What the task requires:
List each line in which the string "sans" appears.

Record excerpts:
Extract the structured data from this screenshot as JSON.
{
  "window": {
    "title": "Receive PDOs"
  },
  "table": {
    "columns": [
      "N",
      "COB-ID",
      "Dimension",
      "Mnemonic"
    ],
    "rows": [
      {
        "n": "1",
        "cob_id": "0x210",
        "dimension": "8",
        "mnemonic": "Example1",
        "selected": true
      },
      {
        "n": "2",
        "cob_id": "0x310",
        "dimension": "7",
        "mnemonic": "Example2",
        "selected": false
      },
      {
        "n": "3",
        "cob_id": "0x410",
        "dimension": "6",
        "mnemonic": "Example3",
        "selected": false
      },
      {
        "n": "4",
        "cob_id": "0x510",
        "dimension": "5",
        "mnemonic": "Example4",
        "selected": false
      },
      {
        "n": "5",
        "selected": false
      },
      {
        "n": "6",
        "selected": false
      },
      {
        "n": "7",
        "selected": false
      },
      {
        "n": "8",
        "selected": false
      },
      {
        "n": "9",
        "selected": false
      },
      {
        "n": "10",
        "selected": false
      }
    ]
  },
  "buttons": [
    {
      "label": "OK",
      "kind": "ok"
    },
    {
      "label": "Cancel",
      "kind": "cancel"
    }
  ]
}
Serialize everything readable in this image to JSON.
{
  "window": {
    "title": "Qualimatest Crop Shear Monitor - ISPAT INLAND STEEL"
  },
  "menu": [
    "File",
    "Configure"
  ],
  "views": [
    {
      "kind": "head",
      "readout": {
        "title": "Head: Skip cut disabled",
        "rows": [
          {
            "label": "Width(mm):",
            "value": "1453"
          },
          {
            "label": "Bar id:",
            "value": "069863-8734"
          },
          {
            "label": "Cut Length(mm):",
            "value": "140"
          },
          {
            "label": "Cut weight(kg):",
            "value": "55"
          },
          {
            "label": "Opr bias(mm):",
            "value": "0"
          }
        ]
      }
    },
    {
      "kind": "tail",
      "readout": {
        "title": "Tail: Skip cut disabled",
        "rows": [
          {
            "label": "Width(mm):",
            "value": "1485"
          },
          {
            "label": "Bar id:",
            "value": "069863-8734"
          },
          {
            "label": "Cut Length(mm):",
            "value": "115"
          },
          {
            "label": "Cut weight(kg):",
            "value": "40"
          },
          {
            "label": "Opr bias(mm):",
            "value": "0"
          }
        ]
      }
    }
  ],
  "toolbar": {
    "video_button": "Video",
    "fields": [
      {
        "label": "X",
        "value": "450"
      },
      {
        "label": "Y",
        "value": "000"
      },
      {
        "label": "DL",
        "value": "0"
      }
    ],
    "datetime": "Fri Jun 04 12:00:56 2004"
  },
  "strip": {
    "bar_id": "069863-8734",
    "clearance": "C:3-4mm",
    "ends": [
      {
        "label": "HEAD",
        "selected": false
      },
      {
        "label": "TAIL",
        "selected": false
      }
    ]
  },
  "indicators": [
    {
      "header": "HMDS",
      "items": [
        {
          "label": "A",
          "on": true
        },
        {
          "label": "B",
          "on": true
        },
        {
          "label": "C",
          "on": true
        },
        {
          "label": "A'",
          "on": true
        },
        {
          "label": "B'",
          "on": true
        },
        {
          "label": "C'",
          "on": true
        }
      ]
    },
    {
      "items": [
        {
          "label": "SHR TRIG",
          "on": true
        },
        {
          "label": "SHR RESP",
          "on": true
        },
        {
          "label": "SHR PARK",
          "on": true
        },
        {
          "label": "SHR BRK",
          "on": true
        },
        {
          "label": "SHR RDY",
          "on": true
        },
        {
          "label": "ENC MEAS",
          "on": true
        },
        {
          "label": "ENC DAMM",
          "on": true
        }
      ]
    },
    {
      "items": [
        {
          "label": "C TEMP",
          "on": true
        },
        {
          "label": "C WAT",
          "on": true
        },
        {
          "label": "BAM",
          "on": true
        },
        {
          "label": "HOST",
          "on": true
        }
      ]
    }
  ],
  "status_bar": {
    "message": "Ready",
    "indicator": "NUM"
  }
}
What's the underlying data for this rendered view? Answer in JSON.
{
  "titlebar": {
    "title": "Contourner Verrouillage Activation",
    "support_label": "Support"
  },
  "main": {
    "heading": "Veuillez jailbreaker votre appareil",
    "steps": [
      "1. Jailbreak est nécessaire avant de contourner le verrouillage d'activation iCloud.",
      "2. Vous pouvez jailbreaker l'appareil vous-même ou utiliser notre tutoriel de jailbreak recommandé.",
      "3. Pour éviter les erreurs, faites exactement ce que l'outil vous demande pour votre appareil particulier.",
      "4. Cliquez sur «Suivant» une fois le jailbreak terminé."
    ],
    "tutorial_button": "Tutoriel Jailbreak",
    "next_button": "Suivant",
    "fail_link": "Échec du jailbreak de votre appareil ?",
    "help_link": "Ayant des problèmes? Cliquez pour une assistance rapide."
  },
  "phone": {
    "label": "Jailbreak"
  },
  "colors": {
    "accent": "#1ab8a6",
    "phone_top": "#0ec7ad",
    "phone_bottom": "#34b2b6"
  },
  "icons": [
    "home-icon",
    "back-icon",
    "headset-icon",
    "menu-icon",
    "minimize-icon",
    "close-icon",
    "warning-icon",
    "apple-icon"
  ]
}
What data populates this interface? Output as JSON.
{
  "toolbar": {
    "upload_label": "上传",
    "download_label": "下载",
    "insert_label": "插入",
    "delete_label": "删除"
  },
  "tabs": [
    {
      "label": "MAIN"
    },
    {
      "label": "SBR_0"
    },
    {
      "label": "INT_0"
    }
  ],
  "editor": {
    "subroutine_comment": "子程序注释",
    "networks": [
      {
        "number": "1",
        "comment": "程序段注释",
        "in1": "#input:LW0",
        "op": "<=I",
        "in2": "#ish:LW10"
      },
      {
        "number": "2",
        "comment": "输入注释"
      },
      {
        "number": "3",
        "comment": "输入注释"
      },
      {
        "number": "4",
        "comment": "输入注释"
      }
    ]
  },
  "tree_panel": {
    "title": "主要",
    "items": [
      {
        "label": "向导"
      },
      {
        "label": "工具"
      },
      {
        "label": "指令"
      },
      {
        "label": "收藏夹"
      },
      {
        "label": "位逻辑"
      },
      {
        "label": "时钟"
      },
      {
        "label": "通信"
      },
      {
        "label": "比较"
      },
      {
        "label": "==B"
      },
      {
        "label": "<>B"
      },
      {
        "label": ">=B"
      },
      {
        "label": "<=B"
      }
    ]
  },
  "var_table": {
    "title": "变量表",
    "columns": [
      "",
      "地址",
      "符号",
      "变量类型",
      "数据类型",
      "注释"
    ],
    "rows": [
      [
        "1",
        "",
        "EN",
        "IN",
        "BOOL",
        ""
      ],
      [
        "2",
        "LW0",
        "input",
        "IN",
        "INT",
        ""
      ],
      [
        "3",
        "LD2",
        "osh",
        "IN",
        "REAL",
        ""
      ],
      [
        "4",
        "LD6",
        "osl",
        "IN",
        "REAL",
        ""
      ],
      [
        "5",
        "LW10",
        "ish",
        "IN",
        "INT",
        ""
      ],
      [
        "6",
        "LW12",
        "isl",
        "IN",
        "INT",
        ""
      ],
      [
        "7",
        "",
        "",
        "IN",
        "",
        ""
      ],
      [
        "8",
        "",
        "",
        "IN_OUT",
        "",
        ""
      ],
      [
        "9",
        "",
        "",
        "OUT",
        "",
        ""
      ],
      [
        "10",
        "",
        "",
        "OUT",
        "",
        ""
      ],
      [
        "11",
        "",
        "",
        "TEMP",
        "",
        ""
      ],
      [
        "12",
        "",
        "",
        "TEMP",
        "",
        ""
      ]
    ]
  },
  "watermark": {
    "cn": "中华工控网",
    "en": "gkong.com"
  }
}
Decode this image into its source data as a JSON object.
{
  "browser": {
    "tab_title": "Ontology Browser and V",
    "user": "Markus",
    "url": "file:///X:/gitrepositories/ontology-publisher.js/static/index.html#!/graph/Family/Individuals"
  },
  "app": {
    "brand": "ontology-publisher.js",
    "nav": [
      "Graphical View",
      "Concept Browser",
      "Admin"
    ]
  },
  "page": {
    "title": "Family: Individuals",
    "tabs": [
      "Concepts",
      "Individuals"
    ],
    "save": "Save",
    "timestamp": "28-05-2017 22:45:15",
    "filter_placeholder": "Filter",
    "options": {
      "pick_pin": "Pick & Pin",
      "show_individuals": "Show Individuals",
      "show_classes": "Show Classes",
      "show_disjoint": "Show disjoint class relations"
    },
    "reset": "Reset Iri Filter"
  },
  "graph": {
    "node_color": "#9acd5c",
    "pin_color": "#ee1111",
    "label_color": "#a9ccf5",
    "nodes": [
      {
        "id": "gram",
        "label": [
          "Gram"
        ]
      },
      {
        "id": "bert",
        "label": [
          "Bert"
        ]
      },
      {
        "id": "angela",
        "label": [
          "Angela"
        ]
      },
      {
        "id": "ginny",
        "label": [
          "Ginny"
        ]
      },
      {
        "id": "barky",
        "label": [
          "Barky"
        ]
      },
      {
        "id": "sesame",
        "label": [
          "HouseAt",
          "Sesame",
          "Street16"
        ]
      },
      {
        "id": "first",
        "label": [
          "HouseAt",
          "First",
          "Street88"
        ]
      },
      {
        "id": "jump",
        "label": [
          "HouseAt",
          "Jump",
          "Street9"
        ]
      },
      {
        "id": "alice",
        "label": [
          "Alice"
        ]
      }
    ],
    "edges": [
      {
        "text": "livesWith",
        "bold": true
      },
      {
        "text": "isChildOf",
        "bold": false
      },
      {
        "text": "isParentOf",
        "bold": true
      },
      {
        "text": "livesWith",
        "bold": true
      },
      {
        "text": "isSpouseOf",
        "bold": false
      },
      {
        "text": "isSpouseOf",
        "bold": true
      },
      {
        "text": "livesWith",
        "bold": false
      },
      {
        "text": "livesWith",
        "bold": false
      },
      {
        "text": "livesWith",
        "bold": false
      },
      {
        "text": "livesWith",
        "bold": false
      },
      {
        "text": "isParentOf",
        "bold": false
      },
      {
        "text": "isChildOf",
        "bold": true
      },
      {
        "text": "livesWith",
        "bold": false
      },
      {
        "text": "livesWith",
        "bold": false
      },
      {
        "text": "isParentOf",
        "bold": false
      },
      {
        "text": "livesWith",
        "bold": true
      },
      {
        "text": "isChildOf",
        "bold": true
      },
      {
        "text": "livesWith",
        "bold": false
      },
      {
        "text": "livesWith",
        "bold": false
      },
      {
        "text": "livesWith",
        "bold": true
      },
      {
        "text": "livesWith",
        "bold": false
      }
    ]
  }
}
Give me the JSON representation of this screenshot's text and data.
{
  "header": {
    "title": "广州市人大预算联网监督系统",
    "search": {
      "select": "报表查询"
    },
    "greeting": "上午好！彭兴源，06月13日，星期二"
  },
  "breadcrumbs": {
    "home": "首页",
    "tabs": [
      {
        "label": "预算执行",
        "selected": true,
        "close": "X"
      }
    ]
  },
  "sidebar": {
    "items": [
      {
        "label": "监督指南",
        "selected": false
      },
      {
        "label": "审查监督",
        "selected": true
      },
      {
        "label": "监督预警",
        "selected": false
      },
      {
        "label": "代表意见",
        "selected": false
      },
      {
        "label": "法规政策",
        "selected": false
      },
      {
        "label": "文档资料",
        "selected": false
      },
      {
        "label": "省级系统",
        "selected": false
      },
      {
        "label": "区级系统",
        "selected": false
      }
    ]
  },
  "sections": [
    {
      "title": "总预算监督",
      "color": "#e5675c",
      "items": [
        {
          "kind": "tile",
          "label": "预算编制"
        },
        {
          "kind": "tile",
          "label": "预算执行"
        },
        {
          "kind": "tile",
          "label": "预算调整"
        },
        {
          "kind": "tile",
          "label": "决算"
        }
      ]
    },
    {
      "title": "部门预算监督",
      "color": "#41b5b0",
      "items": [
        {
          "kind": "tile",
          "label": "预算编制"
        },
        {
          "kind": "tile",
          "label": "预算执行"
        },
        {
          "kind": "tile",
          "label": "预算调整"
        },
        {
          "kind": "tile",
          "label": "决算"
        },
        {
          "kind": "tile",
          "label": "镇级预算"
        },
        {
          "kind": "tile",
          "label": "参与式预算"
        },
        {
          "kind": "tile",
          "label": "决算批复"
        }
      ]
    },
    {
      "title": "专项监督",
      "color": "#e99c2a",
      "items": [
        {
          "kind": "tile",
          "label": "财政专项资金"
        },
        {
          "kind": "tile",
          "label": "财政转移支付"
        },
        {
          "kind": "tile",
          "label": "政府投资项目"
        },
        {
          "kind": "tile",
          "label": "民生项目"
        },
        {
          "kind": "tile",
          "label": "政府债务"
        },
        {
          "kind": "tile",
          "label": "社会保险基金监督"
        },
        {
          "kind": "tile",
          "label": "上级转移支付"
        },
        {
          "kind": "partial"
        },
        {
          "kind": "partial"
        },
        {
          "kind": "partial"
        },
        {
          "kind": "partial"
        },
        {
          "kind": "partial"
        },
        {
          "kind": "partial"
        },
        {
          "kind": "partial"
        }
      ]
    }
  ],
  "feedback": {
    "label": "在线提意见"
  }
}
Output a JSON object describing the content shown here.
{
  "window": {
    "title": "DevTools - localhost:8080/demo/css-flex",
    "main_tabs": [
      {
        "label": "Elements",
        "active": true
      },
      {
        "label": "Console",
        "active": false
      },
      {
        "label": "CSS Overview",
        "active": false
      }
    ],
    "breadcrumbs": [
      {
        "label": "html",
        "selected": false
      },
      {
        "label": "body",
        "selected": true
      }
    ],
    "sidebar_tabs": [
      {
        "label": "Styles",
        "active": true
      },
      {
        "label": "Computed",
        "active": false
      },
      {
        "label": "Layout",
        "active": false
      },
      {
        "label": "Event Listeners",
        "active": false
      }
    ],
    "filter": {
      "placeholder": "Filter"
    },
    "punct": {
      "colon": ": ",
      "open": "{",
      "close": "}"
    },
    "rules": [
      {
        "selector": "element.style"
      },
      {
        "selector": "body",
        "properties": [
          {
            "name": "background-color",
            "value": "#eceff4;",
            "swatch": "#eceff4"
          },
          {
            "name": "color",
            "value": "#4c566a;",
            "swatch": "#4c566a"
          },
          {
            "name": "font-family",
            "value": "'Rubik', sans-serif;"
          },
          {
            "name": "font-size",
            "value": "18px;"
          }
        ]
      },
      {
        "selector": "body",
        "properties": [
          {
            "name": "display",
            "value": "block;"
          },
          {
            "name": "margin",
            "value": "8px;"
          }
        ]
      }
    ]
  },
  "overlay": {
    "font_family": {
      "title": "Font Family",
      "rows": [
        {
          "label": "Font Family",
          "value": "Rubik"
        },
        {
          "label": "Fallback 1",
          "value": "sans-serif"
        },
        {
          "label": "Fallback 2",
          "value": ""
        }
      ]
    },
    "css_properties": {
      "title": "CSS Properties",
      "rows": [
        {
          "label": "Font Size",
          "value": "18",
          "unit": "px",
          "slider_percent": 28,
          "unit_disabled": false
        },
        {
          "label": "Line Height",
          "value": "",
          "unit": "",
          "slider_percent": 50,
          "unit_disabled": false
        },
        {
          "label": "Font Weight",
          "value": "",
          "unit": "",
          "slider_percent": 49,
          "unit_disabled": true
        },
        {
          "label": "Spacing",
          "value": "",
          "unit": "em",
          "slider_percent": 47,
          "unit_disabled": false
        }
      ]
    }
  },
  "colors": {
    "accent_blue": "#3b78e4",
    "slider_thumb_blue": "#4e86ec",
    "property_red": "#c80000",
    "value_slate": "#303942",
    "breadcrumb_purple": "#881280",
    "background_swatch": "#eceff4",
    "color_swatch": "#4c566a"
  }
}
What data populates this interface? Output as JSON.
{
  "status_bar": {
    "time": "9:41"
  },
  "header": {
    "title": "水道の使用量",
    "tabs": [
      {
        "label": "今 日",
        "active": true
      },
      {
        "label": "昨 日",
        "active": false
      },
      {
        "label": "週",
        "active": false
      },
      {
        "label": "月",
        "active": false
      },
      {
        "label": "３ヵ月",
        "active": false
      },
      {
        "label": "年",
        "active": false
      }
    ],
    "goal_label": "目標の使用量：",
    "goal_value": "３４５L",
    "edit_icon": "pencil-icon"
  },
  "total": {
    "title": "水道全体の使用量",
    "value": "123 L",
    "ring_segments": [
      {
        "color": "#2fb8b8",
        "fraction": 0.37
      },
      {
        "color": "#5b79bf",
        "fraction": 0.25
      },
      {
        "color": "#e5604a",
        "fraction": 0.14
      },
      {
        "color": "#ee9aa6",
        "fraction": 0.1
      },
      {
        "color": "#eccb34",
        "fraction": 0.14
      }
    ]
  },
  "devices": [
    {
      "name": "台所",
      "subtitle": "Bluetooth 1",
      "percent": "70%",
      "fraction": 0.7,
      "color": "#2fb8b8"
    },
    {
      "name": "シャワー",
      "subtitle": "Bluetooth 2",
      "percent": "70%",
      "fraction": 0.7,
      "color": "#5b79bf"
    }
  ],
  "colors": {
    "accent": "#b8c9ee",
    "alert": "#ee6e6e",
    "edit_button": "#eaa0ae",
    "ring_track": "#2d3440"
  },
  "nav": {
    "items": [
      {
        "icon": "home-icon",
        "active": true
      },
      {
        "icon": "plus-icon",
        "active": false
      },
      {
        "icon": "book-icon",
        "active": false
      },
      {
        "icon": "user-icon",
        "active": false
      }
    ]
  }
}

Output of the task:
            "value": "'Rubik', sans-serif;"
          "value": "sans-serif"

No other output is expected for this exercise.